■ Given problem
Wherever a line in the data below holds "высоту", copy that line.

-- Start of Information given --

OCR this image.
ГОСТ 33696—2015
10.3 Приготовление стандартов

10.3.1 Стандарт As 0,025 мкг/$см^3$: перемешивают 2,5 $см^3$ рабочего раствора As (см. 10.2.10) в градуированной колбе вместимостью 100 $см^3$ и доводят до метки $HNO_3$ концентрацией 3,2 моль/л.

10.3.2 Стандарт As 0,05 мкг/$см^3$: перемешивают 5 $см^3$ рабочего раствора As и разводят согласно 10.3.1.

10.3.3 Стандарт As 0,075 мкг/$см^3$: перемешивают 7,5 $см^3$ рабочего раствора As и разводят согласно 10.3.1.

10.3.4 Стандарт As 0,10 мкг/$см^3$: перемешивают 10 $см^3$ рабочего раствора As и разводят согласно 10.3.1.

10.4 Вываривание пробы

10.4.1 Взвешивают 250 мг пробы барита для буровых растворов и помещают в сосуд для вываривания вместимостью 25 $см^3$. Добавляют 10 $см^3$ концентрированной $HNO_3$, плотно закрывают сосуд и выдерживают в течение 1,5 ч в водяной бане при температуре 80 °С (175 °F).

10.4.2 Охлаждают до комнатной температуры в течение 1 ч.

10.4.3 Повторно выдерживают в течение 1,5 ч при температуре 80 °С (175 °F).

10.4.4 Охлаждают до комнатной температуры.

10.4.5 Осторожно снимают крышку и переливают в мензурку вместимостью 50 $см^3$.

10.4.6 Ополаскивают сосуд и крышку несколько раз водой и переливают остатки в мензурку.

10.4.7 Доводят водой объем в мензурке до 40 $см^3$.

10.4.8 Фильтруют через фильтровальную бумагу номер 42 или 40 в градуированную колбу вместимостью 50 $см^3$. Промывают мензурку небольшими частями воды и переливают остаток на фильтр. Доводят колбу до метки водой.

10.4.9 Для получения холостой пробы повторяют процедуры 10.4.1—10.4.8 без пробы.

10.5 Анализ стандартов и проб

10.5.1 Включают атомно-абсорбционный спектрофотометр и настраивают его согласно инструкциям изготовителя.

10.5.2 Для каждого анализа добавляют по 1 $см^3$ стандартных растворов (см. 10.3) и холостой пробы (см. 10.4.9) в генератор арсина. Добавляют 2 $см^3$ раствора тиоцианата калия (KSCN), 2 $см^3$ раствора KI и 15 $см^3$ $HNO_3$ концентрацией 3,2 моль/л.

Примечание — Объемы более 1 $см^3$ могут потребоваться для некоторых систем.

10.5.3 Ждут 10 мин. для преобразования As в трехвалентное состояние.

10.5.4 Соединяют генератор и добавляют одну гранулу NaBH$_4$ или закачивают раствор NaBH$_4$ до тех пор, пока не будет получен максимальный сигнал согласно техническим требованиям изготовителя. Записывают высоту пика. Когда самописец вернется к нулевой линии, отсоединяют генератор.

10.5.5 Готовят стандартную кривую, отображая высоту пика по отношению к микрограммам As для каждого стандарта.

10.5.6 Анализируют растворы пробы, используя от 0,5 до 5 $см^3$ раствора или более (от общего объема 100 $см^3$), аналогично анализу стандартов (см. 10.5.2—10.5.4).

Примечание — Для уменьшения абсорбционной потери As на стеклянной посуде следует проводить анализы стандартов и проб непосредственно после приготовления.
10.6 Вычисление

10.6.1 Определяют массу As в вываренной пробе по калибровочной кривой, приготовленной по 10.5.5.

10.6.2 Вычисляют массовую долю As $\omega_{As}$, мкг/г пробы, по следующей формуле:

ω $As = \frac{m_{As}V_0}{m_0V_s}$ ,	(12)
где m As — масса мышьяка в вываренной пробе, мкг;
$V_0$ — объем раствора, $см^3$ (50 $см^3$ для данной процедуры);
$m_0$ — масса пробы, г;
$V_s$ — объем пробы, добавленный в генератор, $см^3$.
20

-- End of Information given --

■ Complete output
10.5.4 Соединяют генератор и добавляют одну гранулу NaBH$_4$ или закачивают раствор NaBH$_4$ до тех пор, пока не будет получен максимальный сигнал согласно техническим требованиям изготовителя. Записывают высоту пика. Когда самописец вернется к нулевой линии, отсоединяют генератор.
10.5.5 Готовят стандартную кривую, отображая высоту пика по отношению к микрограммам As для каждого стандарта.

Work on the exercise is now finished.